WORK REQUIRED
Answer with one number: how many lines have "noise".

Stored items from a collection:

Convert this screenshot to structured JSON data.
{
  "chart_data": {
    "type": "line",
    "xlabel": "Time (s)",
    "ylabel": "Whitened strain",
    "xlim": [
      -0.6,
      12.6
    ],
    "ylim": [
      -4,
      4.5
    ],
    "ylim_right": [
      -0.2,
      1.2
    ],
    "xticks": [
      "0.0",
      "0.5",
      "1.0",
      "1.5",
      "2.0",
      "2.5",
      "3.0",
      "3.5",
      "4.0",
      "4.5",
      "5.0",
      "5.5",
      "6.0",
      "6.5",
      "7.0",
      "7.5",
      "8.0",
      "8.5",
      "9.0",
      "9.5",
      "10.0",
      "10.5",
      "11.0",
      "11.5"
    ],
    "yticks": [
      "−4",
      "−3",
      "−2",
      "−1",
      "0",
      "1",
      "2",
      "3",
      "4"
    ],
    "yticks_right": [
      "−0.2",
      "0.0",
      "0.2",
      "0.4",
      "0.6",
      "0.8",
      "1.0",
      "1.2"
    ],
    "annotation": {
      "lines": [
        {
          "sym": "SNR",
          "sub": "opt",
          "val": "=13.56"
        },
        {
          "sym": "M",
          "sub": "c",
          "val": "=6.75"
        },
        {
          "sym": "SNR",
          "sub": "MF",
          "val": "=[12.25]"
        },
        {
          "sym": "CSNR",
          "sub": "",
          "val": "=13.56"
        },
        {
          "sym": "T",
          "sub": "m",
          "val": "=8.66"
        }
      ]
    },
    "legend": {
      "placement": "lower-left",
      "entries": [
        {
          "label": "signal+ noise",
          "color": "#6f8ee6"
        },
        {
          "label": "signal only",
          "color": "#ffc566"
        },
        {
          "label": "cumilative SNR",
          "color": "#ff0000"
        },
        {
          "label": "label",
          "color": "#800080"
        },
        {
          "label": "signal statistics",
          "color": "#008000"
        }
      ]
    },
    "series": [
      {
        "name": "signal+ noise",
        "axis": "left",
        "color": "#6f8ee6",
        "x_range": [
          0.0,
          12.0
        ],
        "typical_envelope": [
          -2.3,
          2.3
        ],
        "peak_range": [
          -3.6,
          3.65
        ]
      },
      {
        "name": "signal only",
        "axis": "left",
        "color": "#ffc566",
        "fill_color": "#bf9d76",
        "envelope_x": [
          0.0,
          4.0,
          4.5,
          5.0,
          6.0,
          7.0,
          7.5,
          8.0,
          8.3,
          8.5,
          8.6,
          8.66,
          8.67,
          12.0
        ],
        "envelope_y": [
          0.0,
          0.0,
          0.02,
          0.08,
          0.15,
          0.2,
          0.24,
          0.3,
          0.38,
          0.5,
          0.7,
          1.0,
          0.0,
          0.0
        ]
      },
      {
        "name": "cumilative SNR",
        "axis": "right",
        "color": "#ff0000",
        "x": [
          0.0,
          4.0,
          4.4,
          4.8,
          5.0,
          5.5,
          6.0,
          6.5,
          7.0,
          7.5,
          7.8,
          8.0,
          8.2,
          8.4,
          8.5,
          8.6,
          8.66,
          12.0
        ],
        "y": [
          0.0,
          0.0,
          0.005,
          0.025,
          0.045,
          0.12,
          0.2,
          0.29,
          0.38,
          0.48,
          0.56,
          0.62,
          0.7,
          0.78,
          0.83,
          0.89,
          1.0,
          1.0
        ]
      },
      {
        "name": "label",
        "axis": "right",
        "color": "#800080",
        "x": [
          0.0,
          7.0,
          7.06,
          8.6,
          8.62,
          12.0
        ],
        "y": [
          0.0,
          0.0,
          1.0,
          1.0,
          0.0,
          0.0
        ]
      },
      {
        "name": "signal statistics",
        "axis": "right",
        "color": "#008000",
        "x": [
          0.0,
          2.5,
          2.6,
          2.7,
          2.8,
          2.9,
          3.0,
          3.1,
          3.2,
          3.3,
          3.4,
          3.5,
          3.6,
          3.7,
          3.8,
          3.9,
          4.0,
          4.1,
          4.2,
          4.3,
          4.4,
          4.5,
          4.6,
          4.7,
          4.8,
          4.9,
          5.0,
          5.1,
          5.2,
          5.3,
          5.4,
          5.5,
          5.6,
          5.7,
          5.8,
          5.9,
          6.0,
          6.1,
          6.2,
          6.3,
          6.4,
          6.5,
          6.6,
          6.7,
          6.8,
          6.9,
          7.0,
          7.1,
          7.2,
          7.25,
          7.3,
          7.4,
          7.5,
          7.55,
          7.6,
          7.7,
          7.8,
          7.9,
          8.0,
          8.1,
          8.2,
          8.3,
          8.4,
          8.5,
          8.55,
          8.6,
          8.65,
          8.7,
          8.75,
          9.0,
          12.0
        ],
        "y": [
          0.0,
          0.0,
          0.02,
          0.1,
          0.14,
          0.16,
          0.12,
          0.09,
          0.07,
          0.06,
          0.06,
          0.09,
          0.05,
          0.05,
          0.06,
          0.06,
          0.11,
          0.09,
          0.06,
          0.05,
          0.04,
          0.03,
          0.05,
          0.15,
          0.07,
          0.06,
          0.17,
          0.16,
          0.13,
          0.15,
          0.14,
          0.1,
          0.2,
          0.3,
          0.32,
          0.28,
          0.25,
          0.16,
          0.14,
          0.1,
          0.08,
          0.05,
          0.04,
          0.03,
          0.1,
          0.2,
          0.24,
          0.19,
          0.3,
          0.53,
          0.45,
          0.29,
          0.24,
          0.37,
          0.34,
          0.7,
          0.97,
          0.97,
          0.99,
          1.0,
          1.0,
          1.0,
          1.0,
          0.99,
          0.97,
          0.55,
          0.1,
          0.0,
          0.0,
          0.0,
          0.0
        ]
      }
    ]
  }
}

FINISHED EXERCISE
2